- Text excerpt
# # #

Dixon Rentería

Personal information
- Full name: Dixon Stiven Rentería Mosquera
- Date of birth: 24 September 1995 (age 30)
- Place of birth: El Retorno, Colombia
- Height: 1.80 m (5 ft 11 in)
- Position: Centre-back

Team information
- Current team: San Miguel

Youth career
- 2014–2015: Santa Fe

Senior career*
- Years: Team / Apps / (Gls)
- 2015–2024: Santa Fe / 22 / (1)
- 2015: → Expreso Rojo (loan) / 26 / (2)
- 2016: → Llaneros (loan) / 18 / (2)
- 2017–2019: → Unión Magdalena (loan) / 63 / (4)
- 2021: → Central Córdoba SdE (loan) / 14 / (0)
- 2022: → Atlético Huila (loan) / 10 / (0)
- 2022–2023: → San Miguel (loan) / 44 / (1)
- 2024–: San Miguel / 29 / (0)

= Dixon Rentería =

Colombian footballer (born 1995)

Dixon Stiven Rentería Mosquera (born 24 September 1995) is a Colombian professional footballer who plays as a centre-back for San Miguel.

# # #

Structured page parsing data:
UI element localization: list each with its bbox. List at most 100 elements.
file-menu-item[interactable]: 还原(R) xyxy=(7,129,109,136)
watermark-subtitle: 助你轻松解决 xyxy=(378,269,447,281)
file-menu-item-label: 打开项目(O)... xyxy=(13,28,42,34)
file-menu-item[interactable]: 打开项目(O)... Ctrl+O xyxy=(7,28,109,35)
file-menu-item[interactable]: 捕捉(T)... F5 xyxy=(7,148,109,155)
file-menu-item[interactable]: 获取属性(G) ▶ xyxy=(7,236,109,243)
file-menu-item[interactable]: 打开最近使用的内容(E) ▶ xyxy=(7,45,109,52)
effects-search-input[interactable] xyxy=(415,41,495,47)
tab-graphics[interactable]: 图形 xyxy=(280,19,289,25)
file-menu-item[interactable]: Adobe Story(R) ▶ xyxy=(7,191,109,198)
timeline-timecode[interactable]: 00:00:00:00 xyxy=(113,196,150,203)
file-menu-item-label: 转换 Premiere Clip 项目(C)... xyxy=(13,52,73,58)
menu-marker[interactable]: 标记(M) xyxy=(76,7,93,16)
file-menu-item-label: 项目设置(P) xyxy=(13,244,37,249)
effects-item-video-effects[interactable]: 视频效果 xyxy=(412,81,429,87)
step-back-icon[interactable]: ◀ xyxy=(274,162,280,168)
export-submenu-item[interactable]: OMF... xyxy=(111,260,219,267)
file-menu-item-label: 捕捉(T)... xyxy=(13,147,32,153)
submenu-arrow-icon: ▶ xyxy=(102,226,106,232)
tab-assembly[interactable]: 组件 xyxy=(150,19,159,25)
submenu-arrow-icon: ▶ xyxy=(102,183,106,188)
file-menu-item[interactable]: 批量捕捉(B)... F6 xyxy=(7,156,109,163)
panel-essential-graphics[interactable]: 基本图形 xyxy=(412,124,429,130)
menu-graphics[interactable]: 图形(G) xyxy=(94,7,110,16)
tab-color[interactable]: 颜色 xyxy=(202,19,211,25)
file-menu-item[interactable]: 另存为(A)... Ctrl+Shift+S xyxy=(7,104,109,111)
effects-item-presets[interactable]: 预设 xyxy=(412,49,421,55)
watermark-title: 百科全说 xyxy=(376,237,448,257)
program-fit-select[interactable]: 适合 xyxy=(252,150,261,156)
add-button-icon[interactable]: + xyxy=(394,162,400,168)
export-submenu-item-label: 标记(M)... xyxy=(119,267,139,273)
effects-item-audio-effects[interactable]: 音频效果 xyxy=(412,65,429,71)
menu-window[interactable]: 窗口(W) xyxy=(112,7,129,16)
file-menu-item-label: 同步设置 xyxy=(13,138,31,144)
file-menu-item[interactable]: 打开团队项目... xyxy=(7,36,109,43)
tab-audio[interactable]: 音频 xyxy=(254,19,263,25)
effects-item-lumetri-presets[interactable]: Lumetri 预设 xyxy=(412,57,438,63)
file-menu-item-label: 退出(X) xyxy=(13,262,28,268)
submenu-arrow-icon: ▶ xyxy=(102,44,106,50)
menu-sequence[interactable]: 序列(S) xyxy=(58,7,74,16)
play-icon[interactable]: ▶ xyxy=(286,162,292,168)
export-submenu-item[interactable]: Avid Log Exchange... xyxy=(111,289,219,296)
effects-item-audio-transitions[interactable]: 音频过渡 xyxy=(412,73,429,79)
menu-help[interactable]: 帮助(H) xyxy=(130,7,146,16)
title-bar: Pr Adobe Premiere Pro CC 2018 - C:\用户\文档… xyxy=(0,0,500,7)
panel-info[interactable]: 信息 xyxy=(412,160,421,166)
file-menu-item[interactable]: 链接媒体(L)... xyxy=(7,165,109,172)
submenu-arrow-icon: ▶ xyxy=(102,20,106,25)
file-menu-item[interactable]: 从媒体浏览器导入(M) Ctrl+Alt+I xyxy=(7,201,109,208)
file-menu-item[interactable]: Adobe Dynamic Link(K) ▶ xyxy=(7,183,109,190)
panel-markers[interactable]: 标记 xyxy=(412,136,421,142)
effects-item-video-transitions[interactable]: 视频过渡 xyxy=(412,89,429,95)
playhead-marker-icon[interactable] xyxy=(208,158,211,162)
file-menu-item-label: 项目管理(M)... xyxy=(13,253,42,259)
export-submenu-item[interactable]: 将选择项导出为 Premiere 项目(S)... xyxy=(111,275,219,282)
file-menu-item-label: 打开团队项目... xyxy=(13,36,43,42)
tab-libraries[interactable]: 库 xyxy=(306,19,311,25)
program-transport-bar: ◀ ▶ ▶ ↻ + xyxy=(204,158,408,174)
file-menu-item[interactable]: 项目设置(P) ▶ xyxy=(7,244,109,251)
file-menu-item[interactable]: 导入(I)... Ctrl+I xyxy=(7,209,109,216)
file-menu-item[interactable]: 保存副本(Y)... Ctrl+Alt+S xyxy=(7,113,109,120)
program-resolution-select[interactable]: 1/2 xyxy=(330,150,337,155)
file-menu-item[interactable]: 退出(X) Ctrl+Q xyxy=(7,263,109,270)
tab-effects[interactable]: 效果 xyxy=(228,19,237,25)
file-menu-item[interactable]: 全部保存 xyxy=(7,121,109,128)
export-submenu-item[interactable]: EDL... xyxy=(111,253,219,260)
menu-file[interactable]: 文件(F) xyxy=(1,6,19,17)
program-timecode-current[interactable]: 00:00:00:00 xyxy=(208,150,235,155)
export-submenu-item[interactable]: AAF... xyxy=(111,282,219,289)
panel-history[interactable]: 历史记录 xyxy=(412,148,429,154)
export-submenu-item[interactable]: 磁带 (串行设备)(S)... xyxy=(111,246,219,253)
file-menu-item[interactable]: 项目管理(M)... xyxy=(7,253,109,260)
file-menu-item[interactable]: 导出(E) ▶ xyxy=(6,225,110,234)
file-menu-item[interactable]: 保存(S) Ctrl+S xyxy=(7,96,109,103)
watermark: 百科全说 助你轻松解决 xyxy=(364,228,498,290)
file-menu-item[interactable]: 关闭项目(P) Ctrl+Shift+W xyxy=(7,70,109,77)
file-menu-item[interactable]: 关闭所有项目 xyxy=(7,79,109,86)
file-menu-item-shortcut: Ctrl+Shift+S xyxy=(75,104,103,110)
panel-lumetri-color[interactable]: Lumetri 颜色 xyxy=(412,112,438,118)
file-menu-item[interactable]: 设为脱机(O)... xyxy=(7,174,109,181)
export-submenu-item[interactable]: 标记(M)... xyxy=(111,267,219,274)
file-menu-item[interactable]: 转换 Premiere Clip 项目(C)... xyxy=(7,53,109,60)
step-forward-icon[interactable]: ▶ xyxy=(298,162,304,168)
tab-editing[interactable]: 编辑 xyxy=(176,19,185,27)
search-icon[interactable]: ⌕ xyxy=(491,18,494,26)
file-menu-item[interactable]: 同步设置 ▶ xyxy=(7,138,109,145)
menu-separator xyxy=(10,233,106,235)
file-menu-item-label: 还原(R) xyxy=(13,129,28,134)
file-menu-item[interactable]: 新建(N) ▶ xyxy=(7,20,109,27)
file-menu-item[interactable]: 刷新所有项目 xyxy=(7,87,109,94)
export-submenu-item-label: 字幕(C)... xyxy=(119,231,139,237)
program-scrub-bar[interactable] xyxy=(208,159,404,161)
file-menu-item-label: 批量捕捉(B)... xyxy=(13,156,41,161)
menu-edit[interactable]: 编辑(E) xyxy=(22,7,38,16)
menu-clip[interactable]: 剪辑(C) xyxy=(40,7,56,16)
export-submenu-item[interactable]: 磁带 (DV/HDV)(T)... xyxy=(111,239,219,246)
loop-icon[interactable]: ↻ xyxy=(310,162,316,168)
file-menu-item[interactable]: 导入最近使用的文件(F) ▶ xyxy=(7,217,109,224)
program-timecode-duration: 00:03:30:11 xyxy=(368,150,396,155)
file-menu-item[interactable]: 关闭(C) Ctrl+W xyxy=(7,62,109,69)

# # #

- Problems to solve
A - Say whether each statement agrees with the Dixon Rentería profile, answering yes or no and quoting the deciding words: (i) He was born in El Retorno, Colombia. (ii) His loan to Unión Magdalena ran from 2017 to 2019. (iii) He scored two goals while on loan at Atlético Huila.
B - Carry on the Dixon Rentería profile from its last sentence.

- Exercise results
A -
(i) Yes: "Place of birth: El Retorno, Colombia"
(ii) Yes: "2017–2019: → Unión Magdalena (loan) / 63 / (4)"
(iii) No: "2022: → Atlético Huila (loan) / 10 / (0)"

B -
==Career==
Rentería joined Santa Fe's ranks in 2014. In 2015, the centre-back was loaned to Expreso Rojo. He made his senior debut in a home defeat to Deportes Quindío on 28 February in Categoría Primera B. Rentería scored his first career goal on 3 May during a 5–1 away loss to Deportivo Pereira, which preceded him netting a brace in a Copa Colombia group stage encounter on home soil with Bogotá on 6 May. Another goal arrived on 21 May away against América de Cali. He made thirty appearances in total for Expreso Rojo. Rentería returned to Santa Fe at the end of 2015, though would immediately leave on loan again.

Ahead of January 2016, Rentería completed a loan move back to Categoría Primera B with Llaneros. Goals followed against Deportes Quindío and Orsomarso across twenty-two matches in league and cup. 2017 saw Rentería pen temporary terms with Unión Magdalena. He remained for both 2017 and 2018 to score twice in each campaign, doing so for the fourth year in a row; he was also sent off three times in that period, having received a red card once each whilst with Expreso Rojo and Llaneros. Unión Magdalena won promotion at the end of 2018, as he then featured five times in Categoría Primera A for them.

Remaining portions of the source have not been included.